> _Bounding box entries_:
begin
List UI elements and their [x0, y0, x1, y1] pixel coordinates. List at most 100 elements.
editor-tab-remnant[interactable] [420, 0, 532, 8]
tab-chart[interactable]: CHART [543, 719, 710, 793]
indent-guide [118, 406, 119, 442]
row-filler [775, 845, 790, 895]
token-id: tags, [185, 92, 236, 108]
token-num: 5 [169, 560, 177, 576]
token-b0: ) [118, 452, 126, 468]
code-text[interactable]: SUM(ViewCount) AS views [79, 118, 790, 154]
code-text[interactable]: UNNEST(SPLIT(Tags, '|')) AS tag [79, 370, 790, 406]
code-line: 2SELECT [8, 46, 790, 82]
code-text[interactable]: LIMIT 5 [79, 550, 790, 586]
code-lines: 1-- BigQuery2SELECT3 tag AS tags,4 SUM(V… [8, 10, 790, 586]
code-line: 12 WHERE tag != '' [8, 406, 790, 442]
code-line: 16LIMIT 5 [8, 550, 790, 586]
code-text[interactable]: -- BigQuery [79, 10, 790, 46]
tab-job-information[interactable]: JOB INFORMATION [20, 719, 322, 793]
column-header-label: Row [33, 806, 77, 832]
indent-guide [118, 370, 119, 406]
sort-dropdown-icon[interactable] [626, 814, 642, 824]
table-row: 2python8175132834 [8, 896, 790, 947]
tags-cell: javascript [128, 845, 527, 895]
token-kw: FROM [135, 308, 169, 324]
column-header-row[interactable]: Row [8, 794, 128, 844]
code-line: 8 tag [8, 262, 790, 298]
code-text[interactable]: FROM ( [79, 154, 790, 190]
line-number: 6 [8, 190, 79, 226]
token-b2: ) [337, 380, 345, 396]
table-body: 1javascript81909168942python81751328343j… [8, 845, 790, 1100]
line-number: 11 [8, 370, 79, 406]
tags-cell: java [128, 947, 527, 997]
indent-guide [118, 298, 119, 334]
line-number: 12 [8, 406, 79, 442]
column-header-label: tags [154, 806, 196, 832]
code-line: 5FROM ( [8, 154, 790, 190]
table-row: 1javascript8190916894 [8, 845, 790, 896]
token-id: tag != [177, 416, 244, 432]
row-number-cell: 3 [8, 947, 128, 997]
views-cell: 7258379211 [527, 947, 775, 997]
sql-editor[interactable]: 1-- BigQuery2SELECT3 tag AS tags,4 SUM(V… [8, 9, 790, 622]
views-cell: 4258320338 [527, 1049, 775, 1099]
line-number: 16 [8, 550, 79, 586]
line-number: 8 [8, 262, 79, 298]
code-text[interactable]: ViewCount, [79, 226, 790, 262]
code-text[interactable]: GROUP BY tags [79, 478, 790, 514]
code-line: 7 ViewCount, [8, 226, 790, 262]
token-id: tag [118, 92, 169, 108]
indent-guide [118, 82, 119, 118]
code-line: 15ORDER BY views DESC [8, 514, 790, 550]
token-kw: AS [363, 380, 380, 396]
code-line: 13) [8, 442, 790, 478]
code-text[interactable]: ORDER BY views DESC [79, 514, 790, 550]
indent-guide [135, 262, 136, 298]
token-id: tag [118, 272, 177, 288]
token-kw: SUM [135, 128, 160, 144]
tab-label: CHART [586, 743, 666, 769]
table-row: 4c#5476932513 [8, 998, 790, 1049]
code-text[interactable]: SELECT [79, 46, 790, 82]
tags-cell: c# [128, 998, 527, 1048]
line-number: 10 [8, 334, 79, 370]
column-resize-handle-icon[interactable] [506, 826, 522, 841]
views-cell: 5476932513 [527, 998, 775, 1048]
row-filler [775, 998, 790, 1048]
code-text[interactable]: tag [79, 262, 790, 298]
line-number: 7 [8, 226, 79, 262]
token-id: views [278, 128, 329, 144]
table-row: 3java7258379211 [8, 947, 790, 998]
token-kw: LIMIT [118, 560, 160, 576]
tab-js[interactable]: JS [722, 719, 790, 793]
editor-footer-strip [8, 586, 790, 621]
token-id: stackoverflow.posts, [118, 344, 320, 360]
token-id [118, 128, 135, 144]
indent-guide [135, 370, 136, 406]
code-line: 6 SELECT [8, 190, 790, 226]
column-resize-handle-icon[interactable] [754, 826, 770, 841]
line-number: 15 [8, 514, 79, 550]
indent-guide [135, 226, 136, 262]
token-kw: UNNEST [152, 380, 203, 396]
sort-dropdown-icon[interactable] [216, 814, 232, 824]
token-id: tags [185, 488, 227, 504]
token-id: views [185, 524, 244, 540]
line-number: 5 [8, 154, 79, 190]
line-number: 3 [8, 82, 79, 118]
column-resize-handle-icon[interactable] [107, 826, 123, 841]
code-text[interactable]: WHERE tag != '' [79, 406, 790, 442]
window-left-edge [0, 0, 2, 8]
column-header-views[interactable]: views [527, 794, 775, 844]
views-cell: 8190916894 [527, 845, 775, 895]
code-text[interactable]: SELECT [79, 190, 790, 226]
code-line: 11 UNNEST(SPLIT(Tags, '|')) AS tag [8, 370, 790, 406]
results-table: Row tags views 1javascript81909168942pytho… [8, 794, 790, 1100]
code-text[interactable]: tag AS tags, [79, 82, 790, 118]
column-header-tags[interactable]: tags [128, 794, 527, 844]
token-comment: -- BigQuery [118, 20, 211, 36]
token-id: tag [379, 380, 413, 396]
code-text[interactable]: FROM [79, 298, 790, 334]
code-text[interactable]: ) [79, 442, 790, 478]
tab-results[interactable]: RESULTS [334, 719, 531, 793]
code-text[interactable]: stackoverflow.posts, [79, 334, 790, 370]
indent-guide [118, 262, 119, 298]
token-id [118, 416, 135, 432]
end
> _Objective_: Copy every one of these items without changing anything.

> _The result_:
List UI elements and their [x0, y0, x1, y1] pixel coordinates. List at most 100 elements.
editor-tab-remnant[interactable] [420, 0, 532, 8]
tab-chart[interactable]: CHART [543, 719, 710, 793]
indent-guide [118, 406, 119, 442]
row-filler [775, 845, 790, 895]
token-id: tags, [185, 92, 236, 108]
token-num: 5 [169, 560, 177, 576]
token-b0: ) [118, 452, 126, 468]
code-text[interactable]: SUM(ViewCount) AS views [79, 118, 790, 154]
code-text[interactable]: UNNEST(SPLIT(Tags, '|')) AS tag [79, 370, 790, 406]
code-line: 2SELECT [8, 46, 790, 82]
code-text[interactable]: LIMIT 5 [79, 550, 790, 586]
code-lines: 1-- BigQuery2SELECT3 tag AS tags,4 SUM(V… [8, 10, 790, 586]
code-line: 12 WHERE tag != '' [8, 406, 790, 442]
code-line: 16LIMIT 5 [8, 550, 790, 586]
code-text[interactable]: -- BigQuery [79, 10, 790, 46]
tab-job-information[interactable]: JOB INFORMATION [20, 719, 322, 793]
column-header-label: Row [33, 806, 77, 832]
indent-guide [118, 370, 119, 406]
sort-dropdown-icon[interactable] [626, 814, 642, 824]
table-row: 2python8175132834 [8, 896, 790, 947]
tags-cell: javascript [128, 845, 527, 895]
token-kw: FROM [135, 308, 169, 324]
column-header-row[interactable]: Row [8, 794, 128, 844]
code-line: 8 tag [8, 262, 790, 298]
code-text[interactable]: FROM ( [79, 154, 790, 190]
line-number: 6 [8, 190, 79, 226]
token-b2: ) [337, 380, 345, 396]
table-body: 1javascript81909168942python81751328343j… [8, 845, 790, 1100]
line-number: 11 [8, 370, 79, 406]
tags-cell: java [128, 947, 527, 997]
indent-guide [118, 298, 119, 334]
line-number: 12 [8, 406, 79, 442]
column-header-label: tags [154, 806, 196, 832]
code-line: 5FROM ( [8, 154, 790, 190]
table-row: 1javascript8190916894 [8, 845, 790, 896]
token-id: tag != [177, 416, 244, 432]
row-number-cell: 3 [8, 947, 128, 997]
views-cell: 7258379211 [527, 947, 775, 997]
sql-editor[interactable]: 1-- BigQuery2SELECT3 tag AS tags,4 SUM(V… [8, 9, 790, 622]
views-cell: 4258320338 [527, 1049, 775, 1099]
line-number: 16 [8, 550, 79, 586]
line-number: 8 [8, 262, 79, 298]
code-text[interactable]: ViewCount, [79, 226, 790, 262]
code-text[interactable]: GROUP BY tags [79, 478, 790, 514]
code-line: 7 ViewCount, [8, 226, 790, 262]
token-id: tag [118, 92, 169, 108]
indent-guide [118, 82, 119, 118]
code-line: 15ORDER BY views DESC [8, 514, 790, 550]
token-kw: AS [363, 380, 380, 396]
code-line: 13) [8, 442, 790, 478]
code-text[interactable]: ORDER BY views DESC [79, 514, 790, 550]
indent-guide [135, 262, 136, 298]
token-id: tag [118, 272, 177, 288]
token-kw: SUM [135, 128, 160, 144]
tab-label: CHART [586, 743, 666, 769]
table-row: 4c#5476932513 [8, 998, 790, 1049]
code-text[interactable]: SELECT [79, 46, 790, 82]
tags-cell: c# [128, 998, 527, 1048]
line-number: 10 [8, 334, 79, 370]
column-resize-handle-icon[interactable] [506, 826, 522, 841]
views-cell: 5476932513 [527, 998, 775, 1048]
row-filler [775, 998, 790, 1048]
code-text[interactable]: tag [79, 262, 790, 298]
line-number: 7 [8, 226, 79, 262]
token-id: views [278, 128, 329, 144]
table-row: 3java7258379211 [8, 947, 790, 998]
token-kw: LIMIT [118, 560, 160, 576]
tab-js[interactable]: JS [722, 719, 790, 793]
editor-footer-strip [8, 586, 790, 621]
token-id: stackoverflow.posts, [118, 344, 320, 360]
token-id [118, 128, 135, 144]
indent-guide [135, 370, 136, 406]
code-line: 6 SELECT [8, 190, 790, 226]
column-resize-handle-icon[interactable] [754, 826, 770, 841]
line-number: 15 [8, 514, 79, 550]
indent-guide [135, 226, 136, 262]
token-kw: UNNEST [152, 380, 203, 396]
sort-dropdown-icon[interactable] [216, 814, 232, 824]
token-id: tags [185, 488, 227, 504]
token-id: views [185, 524, 244, 540]
line-number: 5 [8, 154, 79, 190]
line-number: 3 [8, 82, 79, 118]
column-resize-handle-icon[interactable] [107, 826, 123, 841]
code-text[interactable]: WHERE tag != '' [79, 406, 790, 442]
window-left-edge [0, 0, 2, 8]
column-header-views[interactable]: views [527, 794, 775, 844]
views-cell: 8190916894 [527, 845, 775, 895]
code-text[interactable]: SELECT [79, 190, 790, 226]
code-line: 11 UNNEST(SPLIT(Tags, '|')) AS tag [8, 370, 790, 406]
results-table: Row tags views 1javascript81909168942pytho… [8, 794, 790, 1100]
code-text[interactable]: tag AS tags, [79, 82, 790, 118]
column-header-tags[interactable]: tags [128, 794, 527, 844]
token-comment: -- BigQuery [118, 20, 211, 36]
token-id: tag [379, 380, 413, 396]
code-text[interactable]: FROM [79, 298, 790, 334]
code-text[interactable]: ) [79, 442, 790, 478]
tab-results[interactable]: RESULTS [334, 719, 531, 793]
code-text[interactable]: stackoverflow.posts, [79, 334, 790, 370]
indent-guide [118, 262, 119, 298]
token-id [118, 416, 135, 432]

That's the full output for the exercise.